◆ TEXT PASSAGE

• • •

Here’s an example from a previous github issue requesting the output of VarCorr(mixed_model).
While this information is available in the .ranef_var attribute of a model, here’s how we can do it directly in R:
from pymer4 import make_rfunc, load_dataset
from pymer4.models import lmer
# Load dataset and fit the model
sleep = load_dataset("sleep")
model = lmer("Reaction ~ Days + (Days | Subject)", data=sleep)
model.fit()
# Make a function that returns the coefficients of a model
varcorr = make_rfunc("""
function(model) {
output <- VarCorr(model, condVar=TRUE)
return(output)
}
""")
# Use the function passing in a model's .r_model attribute
out = varcorr(model.r_model)
Using the function will return an R data-type
out
| Subject |
|
|---|
But you can use any of the functions in the pymer4.tidystats.bridge module to convert them to Python types.
The most general purpose of these is to_dict()
import pymer4.tidystats as ts
ts.to_dict(out)
{'Subject': array([[612.10015806, 9.60440895],
[ 9.60440895, 35.07171445]])}
Since out is just a variance-covariance matrix we can use R2numpy() instead
ts.R2numpy(out)
array([[[612.10015806, 9.60440895],
[ 9.60440895, 35.07171445]]])

• • •

◆ MATERIAL SUPPLIED
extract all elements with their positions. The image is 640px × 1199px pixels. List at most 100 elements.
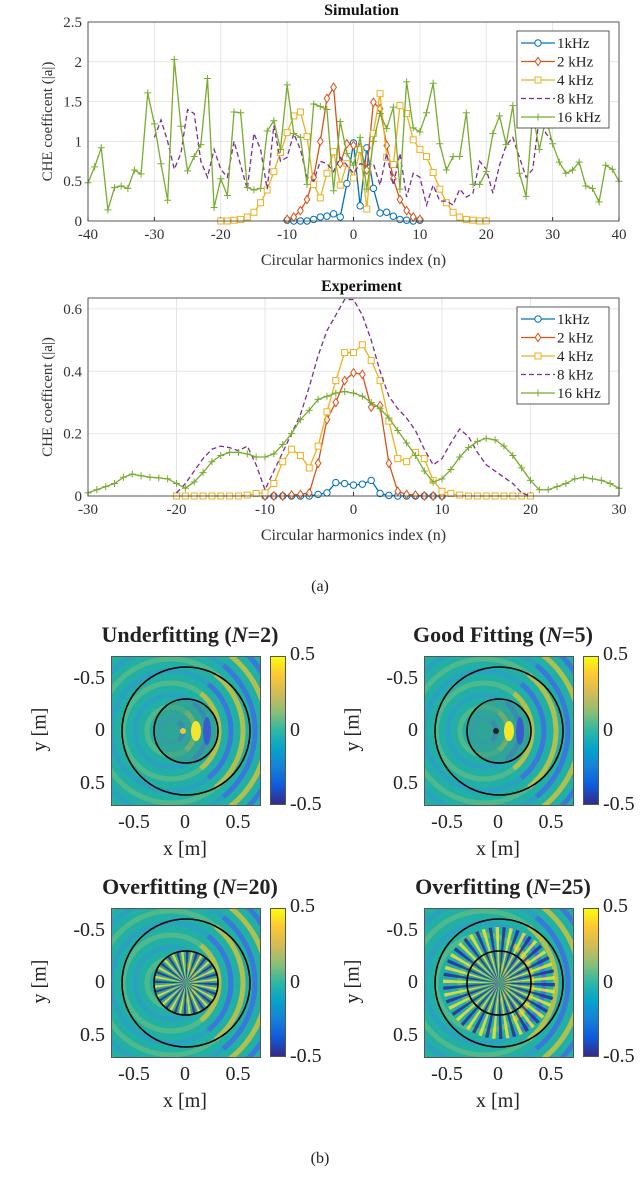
marker-plus: [535, 145, 543, 153]
marker-plus: [288, 430, 296, 438]
marker-square: [279, 458, 287, 466]
spoke: [499, 983, 545, 1019]
marker-square: [310, 180, 318, 188]
spoke: [154, 980, 186, 983]
title-suffix: =2): [247, 622, 279, 647]
marker-circle: [382, 208, 391, 216]
title-suffix: =5): [562, 622, 593, 647]
marker-plus: [376, 405, 384, 413]
spoke: [499, 983, 555, 987]
x-tick-label: -10: [277, 227, 297, 243]
legend-label: 2 kHz: [557, 55, 594, 71]
spoke: [154, 975, 186, 983]
marker-square: [396, 102, 404, 110]
field: [424, 908, 574, 1058]
inner-circle: [153, 950, 219, 1016]
marker-plus: [438, 475, 446, 483]
spoke: [186, 983, 192, 1015]
marker-circle: [314, 490, 322, 499]
marker-plus: [509, 102, 517, 110]
field: [111, 908, 261, 1058]
spoke: [186, 951, 194, 983]
marker-square: [316, 194, 324, 202]
spoke: [186, 983, 196, 1015]
marker-diamond: [316, 136, 324, 147]
marker-diamond: [412, 489, 419, 501]
marker-square: [243, 491, 251, 499]
spoke: [485, 983, 499, 1039]
colorbar-tick-label: 0.5: [290, 895, 315, 917]
spoke: [186, 983, 212, 1004]
marker-plus: [223, 192, 231, 200]
colorbar: [583, 656, 599, 805]
marker-plus: [597, 476, 605, 484]
marker-plus: [270, 450, 278, 458]
series-8kHz: [176, 298, 531, 497]
marker-plus: [571, 475, 579, 483]
spoke: [499, 983, 549, 1014]
x-tick-label: 0: [180, 811, 190, 833]
marker-plus: [562, 480, 570, 488]
marker-plus: [416, 128, 424, 136]
marker-square: [250, 208, 258, 216]
marker-plus: [173, 480, 180, 488]
marker-square: [336, 181, 344, 189]
marker-plus: [436, 140, 444, 148]
spoke: [186, 983, 217, 996]
marker-square: [323, 169, 331, 177]
wave-ring-front: [558, 656, 574, 806]
marker-plus: [476, 180, 484, 188]
x-axis-label: x [m]: [476, 1090, 520, 1112]
colorbar-tick-label: 0: [603, 719, 613, 741]
marker-plus: [396, 185, 404, 193]
spoke: [499, 962, 553, 983]
marker-plus: [535, 486, 543, 494]
x-tick-label: -20: [167, 502, 187, 518]
colorbar: [583, 908, 599, 1057]
marker-square: [330, 148, 338, 156]
marker-circle: [389, 212, 398, 220]
wave-ring-front: [214, 672, 246, 790]
wave-ring-front: [527, 672, 559, 790]
marker-plus: [296, 133, 304, 141]
marker-plus: [473, 437, 481, 445]
y-tick-label: -0.5: [73, 919, 105, 941]
marker-plus: [515, 169, 523, 177]
marker-plus: [316, 102, 324, 110]
colorbar: [270, 908, 286, 1057]
spoke: [154, 983, 186, 989]
marker-plus: [562, 169, 570, 177]
x-tick-label: -30: [144, 227, 164, 243]
x-axis-label: x [m]: [476, 838, 520, 860]
x-tick-label: 20: [523, 502, 538, 518]
y-tick-label: -0.5: [73, 667, 105, 689]
spoke: [499, 983, 530, 1033]
spoke: [163, 958, 186, 983]
marker-plus: [411, 451, 419, 459]
x-tick-label: 20: [479, 227, 494, 243]
marker-square: [350, 349, 357, 357]
marker-plus: [358, 392, 366, 400]
marker-square: [270, 480, 278, 488]
marker-square: [332, 377, 340, 385]
y-tick-label: 0: [95, 719, 105, 741]
marker-square: [305, 464, 313, 472]
inner-circle: [466, 698, 532, 764]
marker-plus: [449, 153, 457, 161]
chart-title: Experiment: [321, 278, 403, 295]
marker-plus: [217, 451, 225, 459]
panel-title: Overfitting (N=25): [353, 874, 640, 900]
x-tick-label: 10: [412, 227, 427, 243]
wave-ring-front: [214, 924, 246, 1042]
marker-circle: [534, 39, 542, 47]
marker-plus: [197, 141, 205, 149]
marker-plus: [549, 140, 557, 148]
marker-plus: [111, 480, 119, 488]
y-tick-label: 0: [95, 971, 105, 993]
spoke: [460, 983, 499, 1027]
x-tick-label: -10: [255, 502, 275, 518]
marker-plus: [210, 203, 218, 211]
marker-plus: [442, 166, 450, 174]
title-n: N: [533, 874, 549, 899]
marker-plus: [296, 416, 304, 424]
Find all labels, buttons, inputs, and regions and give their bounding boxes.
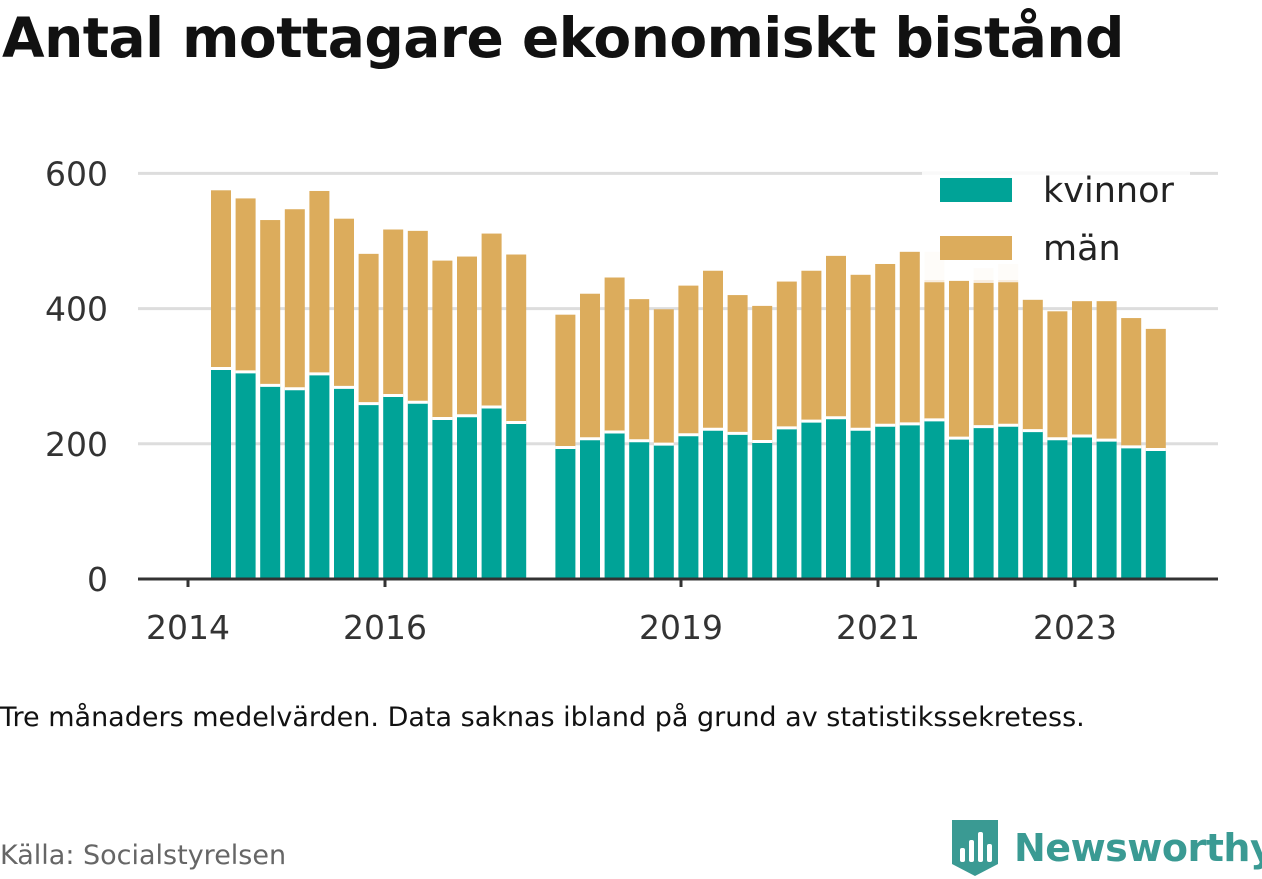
bar-kvinnor [998,426,1019,579]
bar-kvinnor [1145,450,1166,579]
legend-label: män [1043,229,1121,269]
bar-kvinnor [383,396,404,579]
bar-kvinnor [949,439,969,579]
bar-kvinnor [629,441,650,579]
bar-kvinnor [1047,439,1068,579]
bar-man [998,282,1019,427]
bar-man [555,314,576,449]
x-tick-label: 2014 [146,608,230,647]
bar-man [358,253,379,405]
bar-kvinnor [506,423,527,579]
bar-man [481,233,502,408]
bar-kvinnor [235,372,256,579]
bar-kvinnor [334,388,354,579]
bar-man [924,282,945,421]
bar-man [235,198,256,373]
bar-man [309,190,330,375]
bar-kvinnor [678,435,699,579]
bar-kvinnor [727,434,748,579]
bar-man [629,299,650,442]
bar-man [875,263,896,427]
bar-man [826,255,846,419]
bar-kvinnor [1072,437,1092,579]
newsworthy-logo-icon [952,820,998,876]
bar-kvinnor [555,448,576,579]
bar-kvinnor [1096,441,1117,579]
bar-kvinnor [260,386,281,579]
chart-note: Tre månaders medelvärden. Data saknas ib… [0,702,1085,733]
bar-kvinnor [211,369,231,579]
bar-man [752,305,773,443]
y-tick-label: 400 [45,290,108,329]
bar-man [850,274,871,431]
bar-man [457,256,477,417]
y-tick-label: 0 [87,560,108,599]
y-tick-label: 600 [45,154,108,193]
bar-man [1072,301,1092,438]
bar-kvinnor [752,442,773,579]
bar-man [1022,299,1043,432]
bar-kvinnor [604,432,625,579]
bar-man [1121,318,1142,448]
bar-man [949,280,969,440]
bar-kvinnor [899,424,920,579]
y-axis: 0 200 400 600 [45,154,108,599]
bar-kvinnor [703,430,723,579]
x-tick-label: 2023 [1033,608,1117,647]
bar-kvinnor [358,404,379,579]
legend-label: kvinnor [1043,171,1174,211]
bar-kvinnor [580,439,600,579]
bar-kvinnor [481,407,502,579]
bar-man [1145,328,1166,451]
bar-man [727,295,748,435]
bar-man [801,270,822,423]
brand-logo: Newsworthy [950,818,1262,878]
legend: kvinnor män [922,171,1190,280]
source-label: Källa: Socialstyrelsen [0,840,287,871]
bar-man [899,251,920,425]
bar-kvinnor [826,418,846,579]
bar-man [383,229,404,397]
bar-man [678,285,699,436]
bar-chart: 0 200 400 600 2014 2016 2019 2021 2023 kvinnor m… [45,154,1218,647]
bar-kvinnor [457,416,477,579]
x-tick-label: 2016 [343,608,427,647]
bar-man [653,309,674,446]
bar-kvinnor [1121,447,1142,579]
bar-man [284,209,305,390]
bar-man [973,282,994,428]
x-tick-label: 2019 [639,608,723,647]
bar-man [334,218,354,389]
brand-name: Newsworthy [1014,826,1262,870]
x-tick-label: 2021 [836,608,920,647]
bar-man [432,260,453,420]
bar-man [260,220,281,387]
bar-kvinnor [407,403,428,579]
legend-swatch [940,178,1012,202]
bar-man [1096,301,1117,442]
bar-man [604,277,625,433]
bar-kvinnor [1022,431,1043,579]
legend-swatch [940,236,1012,260]
bar-kvinnor [924,420,945,579]
bar-man [211,190,231,370]
bar-man [703,270,723,431]
bar-man [776,281,797,429]
bar-kvinnor [653,445,674,579]
bar-kvinnor [432,419,453,579]
bar-kvinnor [309,374,330,579]
y-tick-label: 200 [45,425,108,464]
bar-kvinnor [973,427,994,579]
bar-kvinnor [801,422,822,579]
x-axis: 2014 2016 2019 2021 2023 [138,577,1218,647]
bar-man [407,230,428,404]
bar-man [580,293,600,440]
bar-kvinnor [776,428,797,579]
bar-kvinnor [850,430,871,579]
chart-title: Antal mottagare ekonomiskt bistånd [2,6,1124,70]
bar-kvinnor [284,389,305,579]
bar-kvinnor [875,426,896,579]
bar-man [506,254,527,424]
bar-man [1047,311,1068,440]
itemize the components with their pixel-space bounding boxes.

• • •

◆ WRITTEN TASKS
1. Rewrite the paragraph of the pymer4 example that begins "While this information is available" more briefly, keeping its main facts.
2. In the pymer4 example, which function is called the most general purpose of the pymer4.tidystats.bridge converters?
3. Please reproduce the pymer4 example from "Here’s an example" to "<- VarCorr(model, condVar=TRUE)".

◆ FULL ANSWERS
1. The model's .ranef_var attribute already holds this information, but it can also be obtained directly in R.

2. to_dict()

3.
Here’s an example from a previous github issue requesting the output of VarCorr(mixed_model).
While this information is available in the .ranef_var attribute of a model, here’s how we can do it directly in R:
from pymer4 import make_rfunc, load_dataset
from pymer4.models import lmer
# Load dataset and fit the model
sleep = load_dataset("sleep")
model = lmer("Reaction ~ Days + (Days | Subject)", data=sleep)
model.fit()
# Make a function that returns the coefficients of a model
varcorr = make_rfunc("""
function(model) {
output <- VarCorr(model, condVar=TRUE)